◆ Task goal ◆
Omit all pictures. Copy the rest of the material exactly.

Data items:
=-=-=-=-=

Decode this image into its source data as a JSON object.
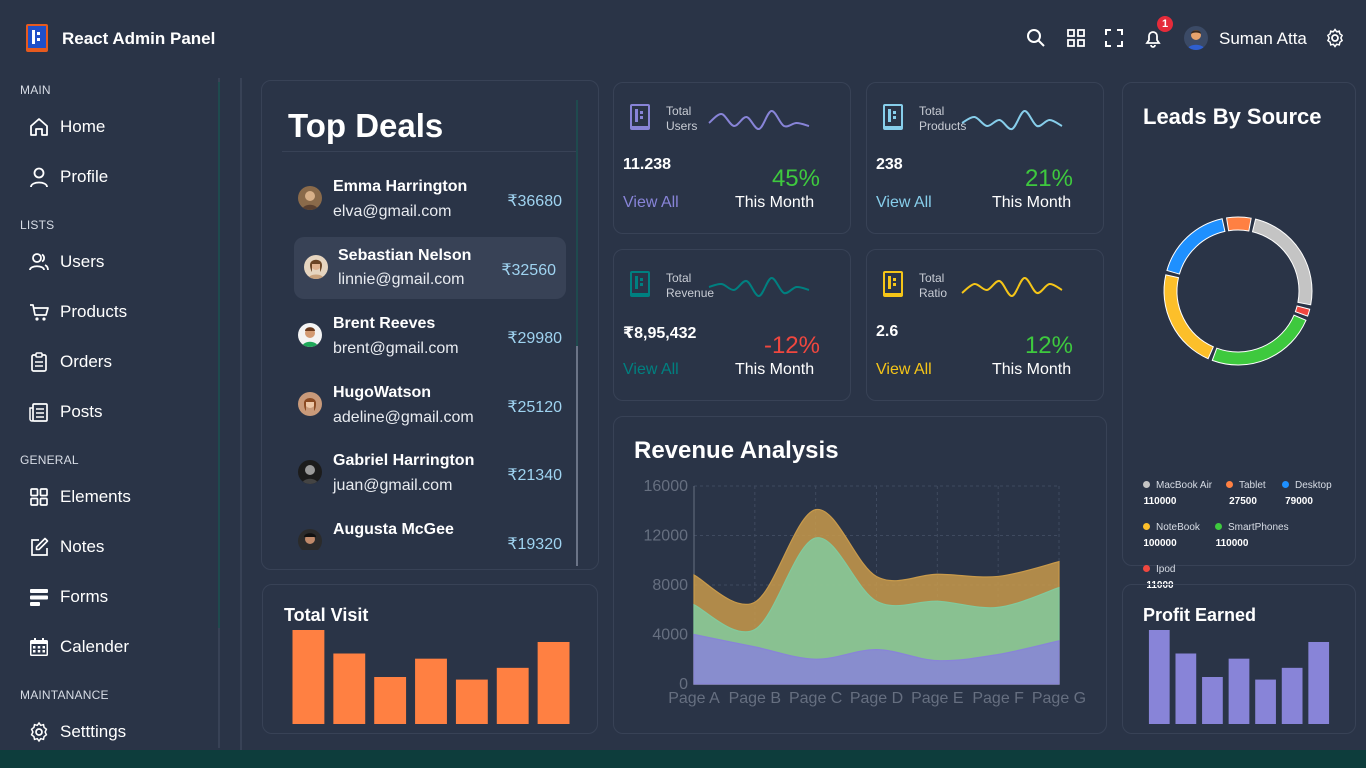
{
  "brand": {
    "title": "React Admin Panel"
  },
  "user": {
    "name": "Suman Atta",
    "notifications": "1"
  },
  "colors": {
    "bg": "#2a3447",
    "border": "#384256",
    "accent_orange": "#ff8042",
    "accent_purple": "#8884d8"
  },
  "sidebar": {
    "sections": [
      {
        "title": "MAIN",
        "items": [
          {
            "label": "Home",
            "icon": "home-icon"
          },
          {
            "label": "Profile",
            "icon": "profile-icon"
          }
        ]
      },
      {
        "title": "LISTS",
        "items": [
          {
            "label": "Users",
            "icon": "users-icon"
          },
          {
            "label": "Products",
            "icon": "cart-icon"
          },
          {
            "label": "Orders",
            "icon": "clipboard-icon"
          },
          {
            "label": "Posts",
            "icon": "posts-icon"
          }
        ]
      },
      {
        "title": "GENERAL",
        "items": [
          {
            "label": "Elements",
            "icon": "grid-icon"
          },
          {
            "label": "Notes",
            "icon": "notes-icon"
          },
          {
            "label": "Forms",
            "icon": "forms-icon"
          },
          {
            "label": "Calender",
            "icon": "calendar-icon"
          }
        ]
      },
      {
        "title": "MAINTANANCE",
        "items": [
          {
            "label": "Setttings",
            "icon": "gear-icon"
          }
        ]
      }
    ]
  },
  "top_deals": {
    "title": "Top Deals",
    "deals": [
      {
        "name": "Emma Harrington",
        "email": "elva@gmail.com",
        "amount": "₹36680"
      },
      {
        "name": "Sebastian Nelson",
        "email": "linnie@gmail.com",
        "amount": "₹32560"
      },
      {
        "name": "Brent Reeves",
        "email": "brent@gmail.com",
        "amount": "₹29980"
      },
      {
        "name": "HugoWatson",
        "email": "adeline@gmail.com",
        "amount": "₹25120"
      },
      {
        "name": "Gabriel Harrington",
        "email": "juan@gmail.com",
        "amount": "₹21340"
      },
      {
        "name": "Augusta McGee",
        "email": "",
        "amount": "₹19320"
      }
    ]
  },
  "stat_cards": [
    {
      "title": "Total Users",
      "value": "11.238",
      "link": "View All",
      "percent": "45%",
      "period": "This Month",
      "color": "#8884d8",
      "percent_color": "#3ec93e",
      "icon": "users-stat-icon",
      "spark": [
        5,
        8,
        4,
        7,
        3,
        9,
        4,
        5,
        4
      ]
    },
    {
      "title": "Total Products",
      "value": "238",
      "link": "View All",
      "percent": "21%",
      "period": "This Month",
      "color": "#87ceeb",
      "percent_color": "#3ec93e",
      "icon": "products-stat-icon",
      "spark": [
        5,
        7,
        4,
        6,
        3,
        9,
        4,
        6,
        4
      ]
    },
    {
      "title": "Total Revenue",
      "value": "₹8,95,432",
      "link": "View All",
      "percent": "-12%",
      "period": "This Month",
      "color": "#008080",
      "percent_color": "#f0473f",
      "icon": "revenue-stat-icon",
      "spark": [
        6,
        7,
        5,
        8,
        3,
        9,
        4,
        6,
        5
      ]
    },
    {
      "title": "Total Ratio",
      "value": "2.6",
      "link": "View All",
      "percent": "12%",
      "period": "This Month",
      "color": "#f5c518",
      "percent_color": "#3ec93e",
      "icon": "ratio-stat-icon",
      "spark": [
        4,
        7,
        5,
        8,
        3,
        9,
        4,
        7,
        5
      ]
    }
  ],
  "leads": {
    "title": "Leads By Source",
    "chart_data": {
      "type": "pie",
      "series": [
        {
          "name": "MacBook Air",
          "value": 110000,
          "color": "#c4c4c4"
        },
        {
          "name": "Ipod",
          "value": 11000,
          "color": "#f0473f"
        },
        {
          "name": "SmartPhones",
          "value": 110000,
          "color": "#3ec93e"
        },
        {
          "name": "NoteBook",
          "value": 100000,
          "color": "#fcbf2a"
        },
        {
          "name": "Desktop",
          "value": 79000,
          "color": "#1e90ff"
        },
        {
          "name": "Tablet",
          "value": 27500,
          "color": "#ff8042"
        }
      ]
    },
    "legend": [
      {
        "name": "MacBook Air",
        "value": "110000",
        "color": "#c4c4c4"
      },
      {
        "name": "Tablet",
        "value": "27500",
        "color": "#ff8042"
      },
      {
        "name": "Desktop",
        "value": "79000",
        "color": "#1e90ff"
      },
      {
        "name": "NoteBook",
        "value": "100000",
        "color": "#fcbf2a"
      },
      {
        "name": "SmartPhones",
        "value": "110000",
        "color": "#3ec93e"
      },
      {
        "name": "Ipod",
        "value": "11000",
        "color": "#f0473f"
      }
    ]
  },
  "revenue": {
    "title": "Revenue Analysis",
    "chart_data": {
      "type": "area",
      "categories": [
        "Page A",
        "Page B",
        "Page C",
        "Page D",
        "Page E",
        "Page F",
        "Page G"
      ],
      "ylim": [
        0,
        16000
      ],
      "yticks": [
        "16000",
        "12000",
        "8000",
        "4000",
        "0"
      ],
      "series": [
        {
          "values": [
            4000,
            3000,
            2000,
            2780,
            1890,
            2390,
            3490
          ],
          "color": "#8884d8"
        },
        {
          "values": [
            2400,
            1398,
            9800,
            3908,
            4800,
            3800,
            4300
          ],
          "color": "#82ca9d"
        },
        {
          "values": [
            2400,
            2210,
            2290,
            2000,
            2181,
            2500,
            2100
          ],
          "color": "#c89a4b"
        }
      ]
    }
  },
  "total_visit": {
    "title": "Total Visit",
    "chart_data": {
      "type": "bar",
      "values": [
        4000,
        3000,
        2000,
        2780,
        1890,
        2390,
        3490
      ],
      "color": "#ff8042"
    }
  },
  "profit": {
    "title": "Profit Earned",
    "chart_data": {
      "type": "bar",
      "values": [
        4000,
        3000,
        2000,
        2780,
        1890,
        2390,
        3490
      ],
      "color": "#8884d8"
    }
  }
}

=-=-=-=-=

◆ Finished answer ◆
Decode this image into its source data as a JSON object.
{
  "brand": {
    "title": "React Admin Panel"
  },
  "user": {
    "name": "Suman Atta",
    "notifications": "1"
  },
  "colors": {
    "bg": "#2a3447",
    "border": "#384256",
    "accent_orange": "#ff8042",
    "accent_purple": "#8884d8"
  },
  "sidebar": {
    "sections": [
      {
        "title": "MAIN",
        "items": [
          {
            "label": "Home",
            "icon": "home-icon"
          },
          {
            "label": "Profile",
            "icon": "profile-icon"
          }
        ]
      },
      {
        "title": "LISTS",
        "items": [
          {
            "label": "Users",
            "icon": "users-icon"
          },
          {
            "label": "Products",
            "icon": "cart-icon"
          },
          {
            "label": "Orders",
            "icon": "clipboard-icon"
          },
          {
            "label": "Posts",
            "icon": "posts-icon"
          }
        ]
      },
      {
        "title": "GENERAL",
        "items": [
          {
            "label": "Elements",
            "icon": "grid-icon"
          },
          {
            "label": "Notes",
            "icon": "notes-icon"
          },
          {
            "label": "Forms",
            "icon": "forms-icon"
          },
          {
            "label": "Calender",
            "icon": "calendar-icon"
          }
        ]
      },
      {
        "title": "MAINTANANCE",
        "items": [
          {
            "label": "Setttings",
            "icon": "gear-icon"
          }
        ]
      }
    ]
  },
  "top_deals": {
    "title": "Top Deals",
    "deals": [
      {
        "name": "Emma Harrington",
        "email": "elva@gmail.com",
        "amount": "₹36680"
      },
      {
        "name": "Sebastian Nelson",
        "email": "linnie@gmail.com",
        "amount": "₹32560"
      },
      {
        "name": "Brent Reeves",
        "email": "brent@gmail.com",
        "amount": "₹29980"
      },
      {
        "name": "HugoWatson",
        "email": "adeline@gmail.com",
        "amount": "₹25120"
      },
      {
        "name": "Gabriel Harrington",
        "email": "juan@gmail.com",
        "amount": "₹21340"
      },
      {
        "name": "Augusta McGee",
        "email": "",
        "amount": "₹19320"
      }
    ]
  },
  "stat_cards": [
    {
      "title": "Total Users",
      "value": "11.238",
      "link": "View All",
      "percent": "45%",
      "period": "This Month",
      "color": "#8884d8",
      "percent_color": "#3ec93e",
      "icon": "users-stat-icon",
      "spark": [
        5,
        8,
        4,
        7,
        3,
        9,
        4,
        5,
        4
      ]
    },
    {
      "title": "Total Products",
      "value": "238",
      "link": "View All",
      "percent": "21%",
      "period": "This Month",
      "color": "#87ceeb",
      "percent_color": "#3ec93e",
      "icon": "products-stat-icon",
      "spark": [
        5,
        7,
        4,
        6,
        3,
        9,
        4,
        6,
        4
      ]
    },
    {
      "title": "Total Revenue",
      "value": "₹8,95,432",
      "link": "View All",
      "percent": "-12%",
      "period": "This Month",
      "color": "#008080",
      "percent_color": "#f0473f",
      "icon": "revenue-stat-icon",
      "spark": [
        6,
        7,
        5,
        8,
        3,
        9,
        4,
        6,
        5
      ]
    },
    {
      "title": "Total Ratio",
      "value": "2.6",
      "link": "View All",
      "percent": "12%",
      "period": "This Month",
      "color": "#f5c518",
      "percent_color": "#3ec93e",
      "icon": "ratio-stat-icon",
      "spark": [
        4,
        7,
        5,
        8,
        3,
        9,
        4,
        7,
        5
      ]
    }
  ],
  "leads": {
    "title": "Leads By Source",
    "chart_data": {
      "type": "pie",
      "series": [
        {
          "name": "MacBook Air",
          "value": 110000,
          "color": "#c4c4c4"
        },
        {
          "name": "Ipod",
          "value": 11000,
          "color": "#f0473f"
        },
        {
          "name": "SmartPhones",
          "value": 110000,
          "color": "#3ec93e"
        },
        {
          "name": "NoteBook",
          "value": 100000,
          "color": "#fcbf2a"
        },
        {
          "name": "Desktop",
          "value": 79000,
          "color": "#1e90ff"
        },
        {
          "name": "Tablet",
          "value": 27500,
          "color": "#ff8042"
        }
      ]
    },
    "legend": [
      {
        "name": "MacBook Air",
        "value": "110000",
        "color": "#c4c4c4"
      },
      {
        "name": "Tablet",
        "value": "27500",
        "color": "#ff8042"
      },
      {
        "name": "Desktop",
        "value": "79000",
        "color": "#1e90ff"
      },
      {
        "name": "NoteBook",
        "value": "100000",
        "color": "#fcbf2a"
      },
      {
        "name": "SmartPhones",
        "value": "110000",
        "color": "#3ec93e"
      },
      {
        "name": "Ipod",
        "value": "11000",
        "color": "#f0473f"
      }
    ]
  },
  "revenue": {
    "title": "Revenue Analysis",
    "chart_data": {
      "type": "area",
      "categories": [
        "Page A",
        "Page B",
        "Page C",
        "Page D",
        "Page E",
        "Page F",
        "Page G"
      ],
      "ylim": [
        0,
        16000
      ],
      "yticks": [
        "16000",
        "12000",
        "8000",
        "4000",
        "0"
      ],
      "series": [
        {
          "values": [
            4000,
            3000,
            2000,
            2780,
            1890,
            2390,
            3490
          ],
          "color": "#8884d8"
        },
        {
          "values": [
            2400,
            1398,
            9800,
            3908,
            4800,
            3800,
            4300
          ],
          "color": "#82ca9d"
        },
        {
          "values": [
            2400,
            2210,
            2290,
            2000,
            2181,
            2500,
            2100
          ],
          "color": "#c89a4b"
        }
      ]
    }
  },
  "total_visit": {
    "title": "Total Visit",
    "chart_data": {
      "type": "bar",
      "values": [
        4000,
        3000,
        2000,
        2780,
        1890,
        2390,
        3490
      ],
      "color": "#ff8042"
    }
  },
  "profit": {
    "title": "Profit Earned",
    "chart_data": {
      "type": "bar",
      "values": [
        4000,
        3000,
        2000,
        2780,
        1890,
        2390,
        3490
      ],
      "color": "#8884d8"
    }
  }
}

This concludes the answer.